Data entries:
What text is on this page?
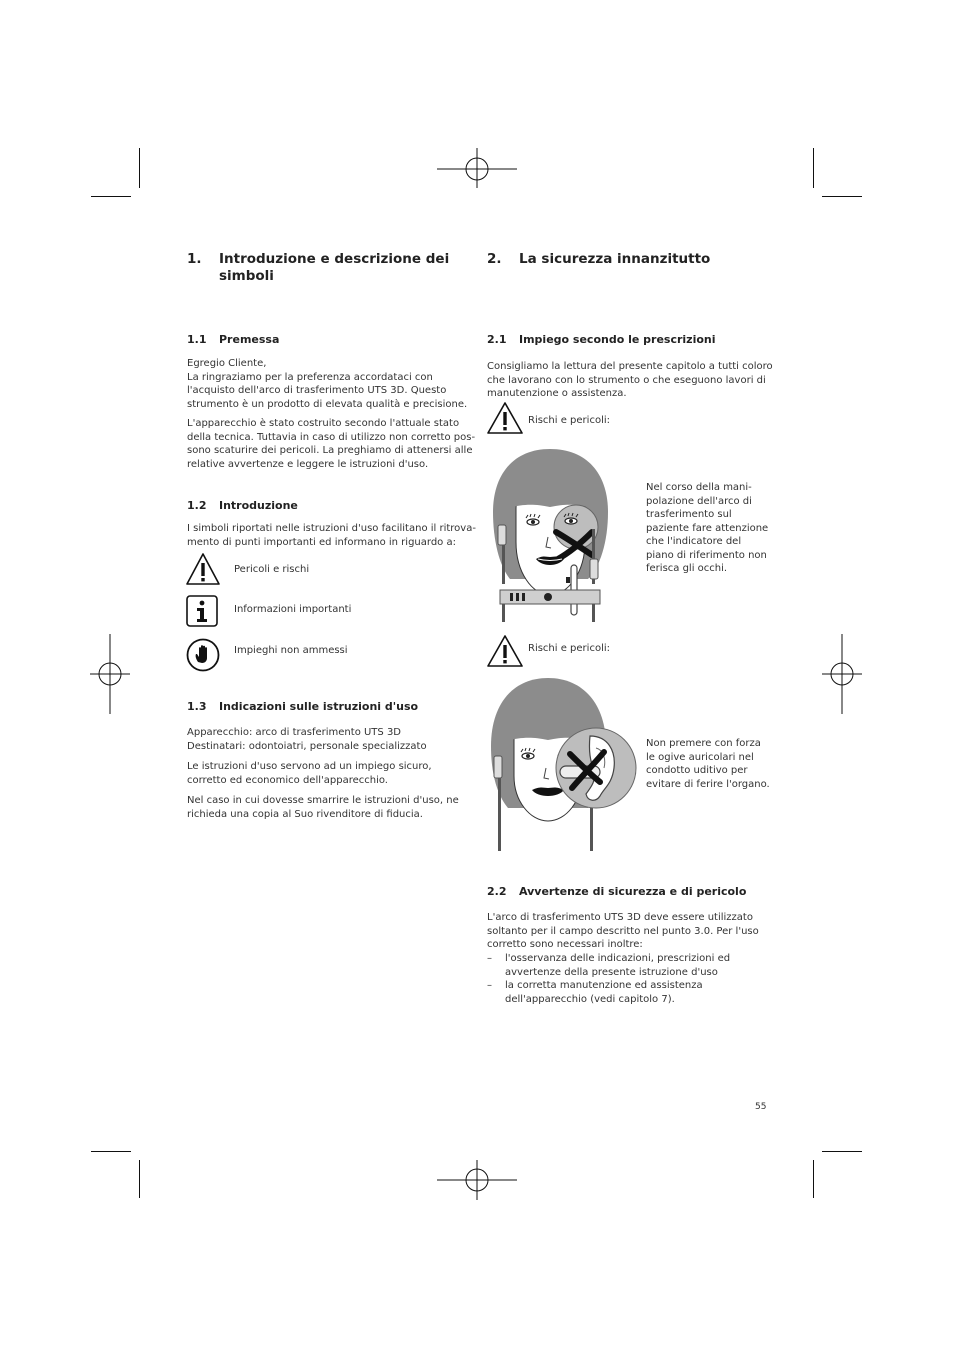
1. Introduzione e descrizione dei
simboli
1.1 Premessa
Egregio Cliente,
La ringraziamo per la preferenza accordataci con
l'acquisto dell'arco di trasferimento UTS 3D. Questo
strumento è un prodotto di elevata qualità e precisione.
L'apparecchio è stato costruito secondo l'attuale stato
della tecnica. Tuttavia in caso di utilizzo non corretto pos-
sono scaturire dei pericoli. La preghiamo di attenersi alle
relative avvertenze e leggere le istruzioni d'uso.
1.2 Introduzione
I simboli riportati nelle istruzioni d'uso facilitano il ritrova-
mento di punti importanti ed informano in riguardo a:
Pericoli e rischi
Informazioni importanti
Impieghi non ammessi
1.3 Indicazioni sulle istruzioni d'uso
Apparecchio: arco di trasferimento UTS 3D
Destinatari: odontoiatri, personale specializzato
Le istruzioni d'uso servono ad un impiego sicuro,
corretto ed economico dell'apparecchio.
Nel caso in cui dovesse smarrire le istruzioni d'uso, ne
richieda una copia al Suo rivenditore di fiducia.
2. La sicurezza innanzitutto
2.1 Impiego secondo le prescrizioni
Consigliamo la lettura del presente capitolo a tutti coloro
che lavorano con lo strumento o che eseguono lavori di
manutenzione o assistenza.
Rischi e pericoli:
Nel corso della mani-
polazione dell'arco di
trasferimento sul
paziente fare attenzione
che l'indicatore del
piano di riferimento non
ferisca gli occhi.
Rischi e pericoli:
Non premere con forza
le ogive auricolari nel
condotto uditivo per
evitare di ferire l'organo.
2.2 Avvertenze di sicurezza e di pericolo
L'arco di trasferimento UTS 3D deve essere utilizzato
soltanto per il campo descritto nel punto 3.0. Per l'uso
corretto sono necessari inoltre:
– l'osservanza delle indicazioni, prescrizioni ed
avvertenze della presente istruzione d'uso
– la corretta manutenzione ed assistenza
dell'apparecchio (vedi capitolo 7).
55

■ Stated exercise
Write out the data precisely as given, excluding the pictures.

■ Worked answer
What text is on this page?
1. Introduzione e descrizione dei
simboli
1.1 Premessa
Egregio Cliente,
La ringraziamo per la preferenza accordataci con
l'acquisto dell'arco di trasferimento UTS 3D. Questo
strumento è un prodotto di elevata qualità e precisione.
L'apparecchio è stato costruito secondo l'attuale stato
della tecnica. Tuttavia in caso di utilizzo non corretto pos-
sono scaturire dei pericoli. La preghiamo di attenersi alle
relative avvertenze e leggere le istruzioni d'uso.
1.2 Introduzione
I simboli riportati nelle istruzioni d'uso facilitano il ritrova-
mento di punti importanti ed informano in riguardo a:
Pericoli e rischi
Informazioni importanti
Impieghi non ammessi
1.3 Indicazioni sulle istruzioni d'uso
Apparecchio: arco di trasferimento UTS 3D
Destinatari: odontoiatri, personale specializzato
Le istruzioni d'uso servono ad un impiego sicuro,
corretto ed economico dell'apparecchio.
Nel caso in cui dovesse smarrire le istruzioni d'uso, ne
richieda una copia al Suo rivenditore di fiducia.
2. La sicurezza innanzitutto
2.1 Impiego secondo le prescrizioni
Consigliamo la lettura del presente capitolo a tutti coloro
che lavorano con lo strumento o che eseguono lavori di
manutenzione o assistenza.
Rischi e pericoli:
Nel corso della mani-
polazione dell'arco di
trasferimento sul
paziente fare attenzione
che l'indicatore del
piano di riferimento non
ferisca gli occhi.
Rischi e pericoli:
Non premere con forza
le ogive auricolari nel
condotto uditivo per
evitare di ferire l'organo.
2.2 Avvertenze di sicurezza e di pericolo
L'arco di trasferimento UTS 3D deve essere utilizzato
soltanto per il campo descritto nel punto 3.0. Per l'uso
corretto sono necessari inoltre:
– l'osservanza delle indicazioni, prescrizioni ed
avvertenze della presente istruzione d'uso
– la corretta manutenzione ed assistenza
dell'apparecchio (vedi capitolo 7).
55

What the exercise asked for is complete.